• **Given problem A**:
Answer these questions about the article on the city of Nob:
(i) Which priest gave David Goliath's sword?
(ii) After the destruction of what place did priests from the house of Eli reside in Nob?
(iii) In what year did the journey of King Ashur of Assyria described by Isaiah take place?

• **Article**:

Unearthing the mystery of the priestly city of Nob

From: http://www.haaretz.com/hasen/spages/811030.html

Jan 10, 2007

The first biblical reference to the city of Nob is in Samuel I. During King Saul's reign, after the destruction of Shiloh, priests from the house of Eli resided in Nob, and the tabernacle was located there. After Saul discovered that one of the priests, Ahimelech ben Ahituv, gave David Goliath's sword, which was also kept in Nob, and that David had managed to escape, the king ordered all of Nob's inhabitants killed. "And Nob, the city of the priests, smote he with the edge of the sword, both men and women, children and sucklings, and oxen and asses and sheep, with the edge of the sword." (1 Samuel 22:19)

Despite Saul's vengeance, the city remained intact for hundreds of years. The prophet Isaiah mentions it in his description of a journey taken by King Ashur of Assyria in 701 BCE, when he attempted to conquer Jerusalem. Nob is referred to as the last city the Assyrian army passed through on its way to Jerusalem. "This very day shall he halt at Nob, shaking his hand at the mount of the daughter of Zion, the hill of Jerusalem." (Isaiah 10:32)

• **Recorded data**:

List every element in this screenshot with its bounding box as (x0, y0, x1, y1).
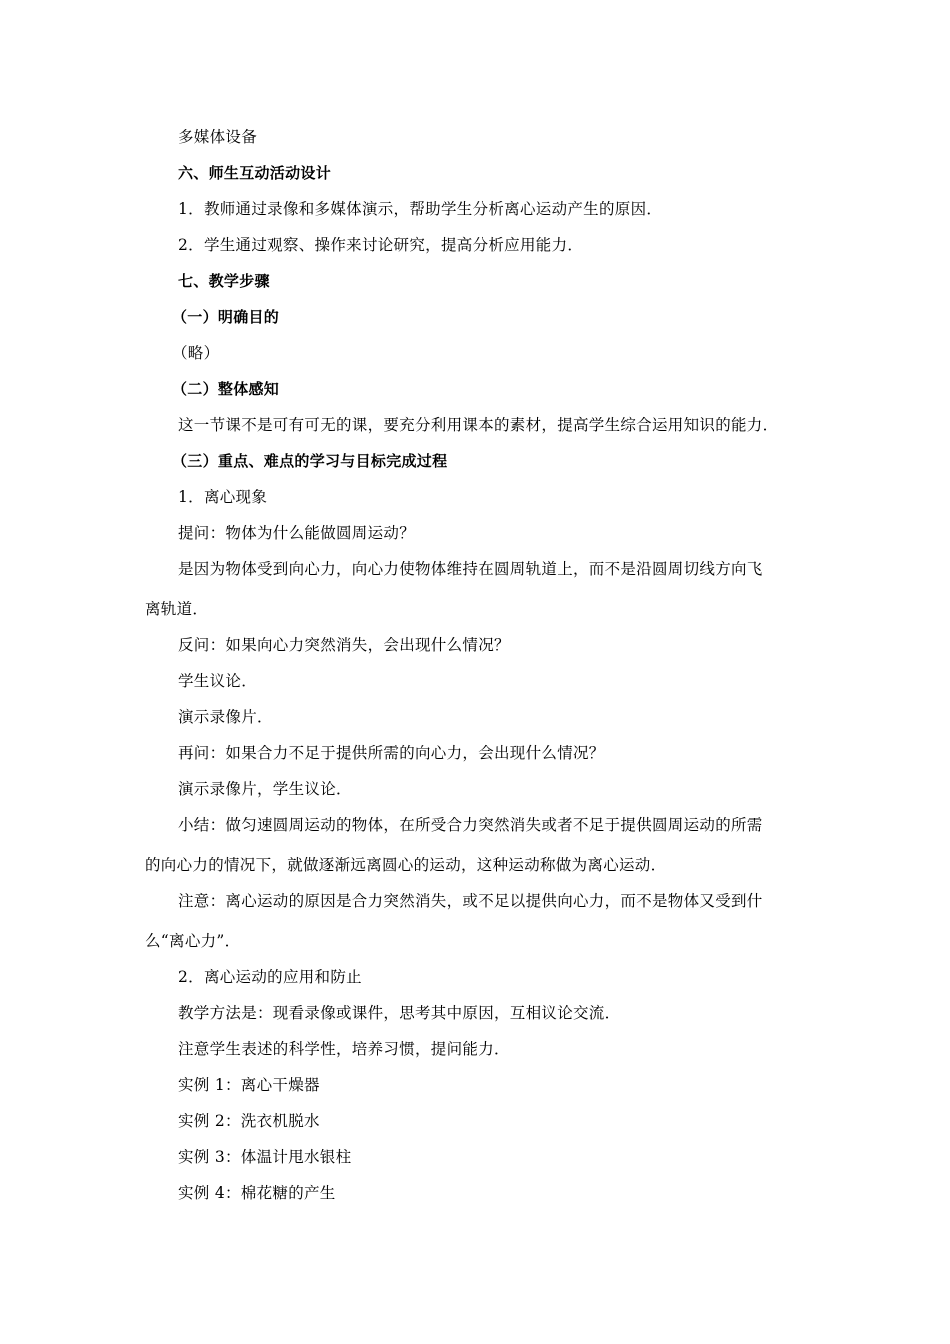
---
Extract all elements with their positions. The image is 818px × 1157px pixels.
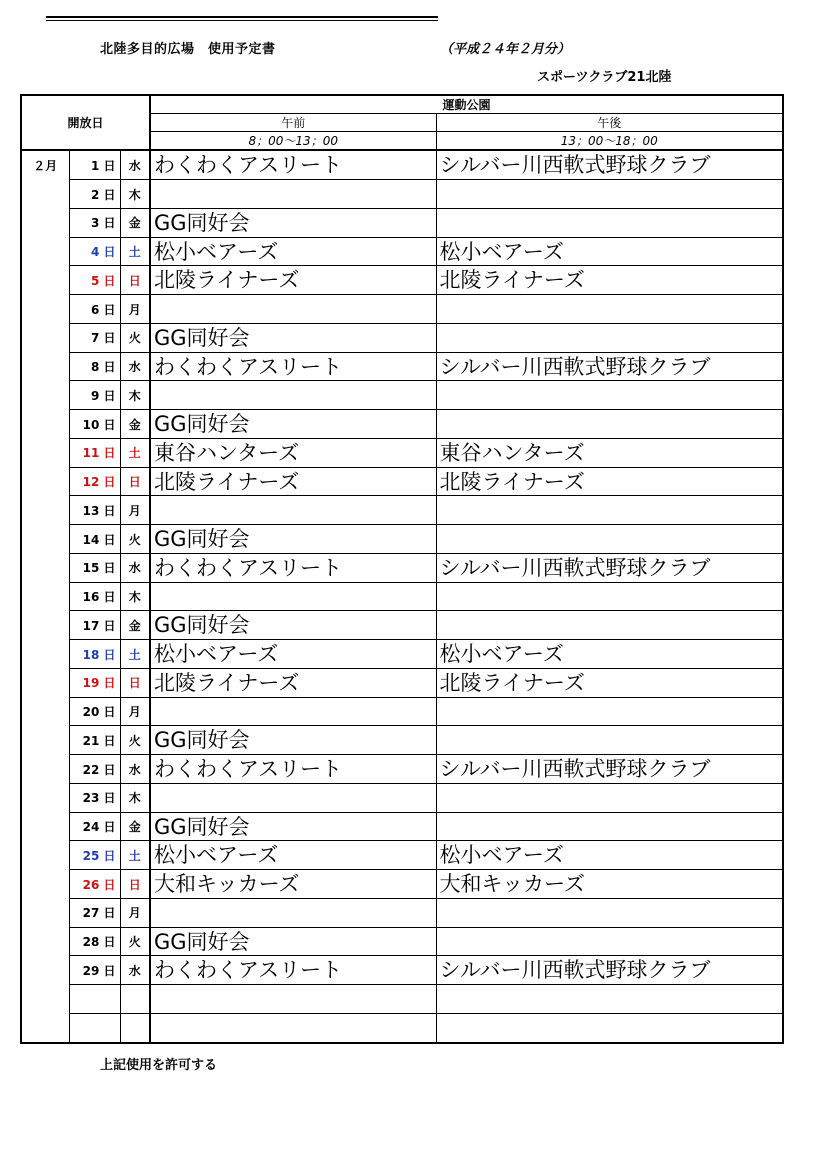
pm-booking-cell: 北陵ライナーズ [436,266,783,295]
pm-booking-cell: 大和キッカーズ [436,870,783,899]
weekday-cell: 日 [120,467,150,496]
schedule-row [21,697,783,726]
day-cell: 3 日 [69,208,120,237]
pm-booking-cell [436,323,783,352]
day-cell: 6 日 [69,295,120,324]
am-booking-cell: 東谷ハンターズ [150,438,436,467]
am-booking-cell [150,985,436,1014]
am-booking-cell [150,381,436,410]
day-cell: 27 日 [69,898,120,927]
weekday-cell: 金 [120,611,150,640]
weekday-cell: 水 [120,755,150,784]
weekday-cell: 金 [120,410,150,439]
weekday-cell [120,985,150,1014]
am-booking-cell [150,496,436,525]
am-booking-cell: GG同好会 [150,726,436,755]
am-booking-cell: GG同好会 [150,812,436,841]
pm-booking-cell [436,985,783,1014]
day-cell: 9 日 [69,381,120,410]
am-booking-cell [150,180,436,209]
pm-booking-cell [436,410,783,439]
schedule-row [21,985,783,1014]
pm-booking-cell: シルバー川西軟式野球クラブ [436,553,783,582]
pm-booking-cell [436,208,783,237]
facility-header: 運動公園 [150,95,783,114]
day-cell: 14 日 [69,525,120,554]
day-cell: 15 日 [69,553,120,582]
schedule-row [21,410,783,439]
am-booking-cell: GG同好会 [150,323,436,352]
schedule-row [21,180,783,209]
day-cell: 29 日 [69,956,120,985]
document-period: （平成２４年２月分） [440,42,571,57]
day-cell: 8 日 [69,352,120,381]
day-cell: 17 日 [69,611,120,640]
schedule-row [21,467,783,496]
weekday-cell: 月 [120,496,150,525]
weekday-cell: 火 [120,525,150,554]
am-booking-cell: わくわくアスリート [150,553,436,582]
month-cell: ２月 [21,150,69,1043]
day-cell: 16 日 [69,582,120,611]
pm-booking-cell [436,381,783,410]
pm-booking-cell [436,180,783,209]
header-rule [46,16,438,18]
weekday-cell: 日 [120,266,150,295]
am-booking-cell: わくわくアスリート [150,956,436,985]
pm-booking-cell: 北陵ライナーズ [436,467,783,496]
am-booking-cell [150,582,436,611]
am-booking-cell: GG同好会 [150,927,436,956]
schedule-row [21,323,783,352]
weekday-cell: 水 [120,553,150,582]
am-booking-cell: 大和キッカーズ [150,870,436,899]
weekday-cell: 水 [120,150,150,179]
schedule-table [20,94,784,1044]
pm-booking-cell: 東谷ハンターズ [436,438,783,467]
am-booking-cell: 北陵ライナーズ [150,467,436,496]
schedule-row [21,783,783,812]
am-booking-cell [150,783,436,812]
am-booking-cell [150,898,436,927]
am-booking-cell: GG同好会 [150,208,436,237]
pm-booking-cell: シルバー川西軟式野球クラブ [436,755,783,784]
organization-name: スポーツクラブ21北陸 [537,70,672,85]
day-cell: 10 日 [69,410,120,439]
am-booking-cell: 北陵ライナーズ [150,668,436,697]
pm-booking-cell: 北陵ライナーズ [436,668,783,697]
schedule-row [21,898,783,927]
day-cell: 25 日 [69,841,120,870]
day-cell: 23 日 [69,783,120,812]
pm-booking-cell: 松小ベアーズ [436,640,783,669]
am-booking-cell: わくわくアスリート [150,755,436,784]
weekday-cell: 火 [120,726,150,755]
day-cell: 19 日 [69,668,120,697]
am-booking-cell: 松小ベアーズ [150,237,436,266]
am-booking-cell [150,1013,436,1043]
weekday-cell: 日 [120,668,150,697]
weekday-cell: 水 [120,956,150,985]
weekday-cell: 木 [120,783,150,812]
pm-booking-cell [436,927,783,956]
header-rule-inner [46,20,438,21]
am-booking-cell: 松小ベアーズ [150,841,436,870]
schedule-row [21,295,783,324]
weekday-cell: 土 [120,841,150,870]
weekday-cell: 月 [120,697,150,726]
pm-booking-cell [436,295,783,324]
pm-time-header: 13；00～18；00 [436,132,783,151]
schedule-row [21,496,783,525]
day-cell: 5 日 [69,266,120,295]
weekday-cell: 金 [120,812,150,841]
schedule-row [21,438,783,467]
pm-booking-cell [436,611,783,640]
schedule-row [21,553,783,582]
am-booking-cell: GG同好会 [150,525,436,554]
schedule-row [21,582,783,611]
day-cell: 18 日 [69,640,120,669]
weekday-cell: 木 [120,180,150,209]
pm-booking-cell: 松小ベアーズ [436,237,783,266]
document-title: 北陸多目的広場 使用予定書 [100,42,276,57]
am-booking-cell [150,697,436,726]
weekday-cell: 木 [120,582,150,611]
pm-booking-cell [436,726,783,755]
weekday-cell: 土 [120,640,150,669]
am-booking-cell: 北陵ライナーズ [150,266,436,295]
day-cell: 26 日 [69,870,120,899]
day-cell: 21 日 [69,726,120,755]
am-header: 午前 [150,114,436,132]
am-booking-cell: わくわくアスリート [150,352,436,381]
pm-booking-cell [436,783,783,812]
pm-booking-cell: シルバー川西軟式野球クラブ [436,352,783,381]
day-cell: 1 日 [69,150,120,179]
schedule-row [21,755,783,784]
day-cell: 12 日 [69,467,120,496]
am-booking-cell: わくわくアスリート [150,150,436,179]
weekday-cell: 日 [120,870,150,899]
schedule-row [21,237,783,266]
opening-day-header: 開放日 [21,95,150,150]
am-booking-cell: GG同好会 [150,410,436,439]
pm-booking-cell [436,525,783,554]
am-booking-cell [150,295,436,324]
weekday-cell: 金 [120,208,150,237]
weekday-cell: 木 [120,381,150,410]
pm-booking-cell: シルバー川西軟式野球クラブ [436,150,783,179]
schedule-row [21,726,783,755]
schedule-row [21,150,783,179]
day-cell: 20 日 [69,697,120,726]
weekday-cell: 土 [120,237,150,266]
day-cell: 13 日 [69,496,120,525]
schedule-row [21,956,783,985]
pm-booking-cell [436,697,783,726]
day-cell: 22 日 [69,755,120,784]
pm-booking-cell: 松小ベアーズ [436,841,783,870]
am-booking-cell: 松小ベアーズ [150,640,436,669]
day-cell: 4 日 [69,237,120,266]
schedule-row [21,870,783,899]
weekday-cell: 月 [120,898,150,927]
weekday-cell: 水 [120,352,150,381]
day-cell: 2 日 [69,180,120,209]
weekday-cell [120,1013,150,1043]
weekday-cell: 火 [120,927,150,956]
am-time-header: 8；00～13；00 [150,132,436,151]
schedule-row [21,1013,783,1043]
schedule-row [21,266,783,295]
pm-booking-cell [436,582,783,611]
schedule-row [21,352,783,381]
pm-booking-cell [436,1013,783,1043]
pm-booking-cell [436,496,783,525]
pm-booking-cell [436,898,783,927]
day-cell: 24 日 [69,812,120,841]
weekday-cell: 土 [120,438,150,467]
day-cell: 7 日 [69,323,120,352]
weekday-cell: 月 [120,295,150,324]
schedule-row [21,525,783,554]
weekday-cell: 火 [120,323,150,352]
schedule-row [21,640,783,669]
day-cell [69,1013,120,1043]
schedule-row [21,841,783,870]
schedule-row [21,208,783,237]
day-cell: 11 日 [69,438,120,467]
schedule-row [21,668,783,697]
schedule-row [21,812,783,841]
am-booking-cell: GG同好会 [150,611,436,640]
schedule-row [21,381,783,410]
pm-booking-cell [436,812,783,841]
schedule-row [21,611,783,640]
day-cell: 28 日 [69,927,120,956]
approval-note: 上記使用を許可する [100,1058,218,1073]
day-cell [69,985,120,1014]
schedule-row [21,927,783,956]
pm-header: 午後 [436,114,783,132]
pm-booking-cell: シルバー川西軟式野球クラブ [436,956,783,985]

• **Given problem B**:
Render the entries in the stretch from the line that contains "Extract all elements" through the line that contains "pm-booking-cell [436,323,783,352]" as a two-column CSV with the columns text and answer. Give one row per entry, put each field in quotation marks, replace line breaks with spaces, and leave out the pictures.

• **Exercise response A**:
(i) Ahimelech ben Ahituv
(ii) Shiloh
(iii) 701 BCE

• **Exercise response B**:
text,answer
"Extract all elements with their positions. The image is 818px × 1157px pixels.","pm-booking-cell: 北陵ライナーズ [436,266,783,295] pm-booking-cell: 大和キッカーズ [436,870,783,899] weekday-cell: 日 [120,467,150,496] schedule-row [21,697,783,726] day-cell: 3 日 [69,208,120,237] pm-booking-cell [436,323,783,352]"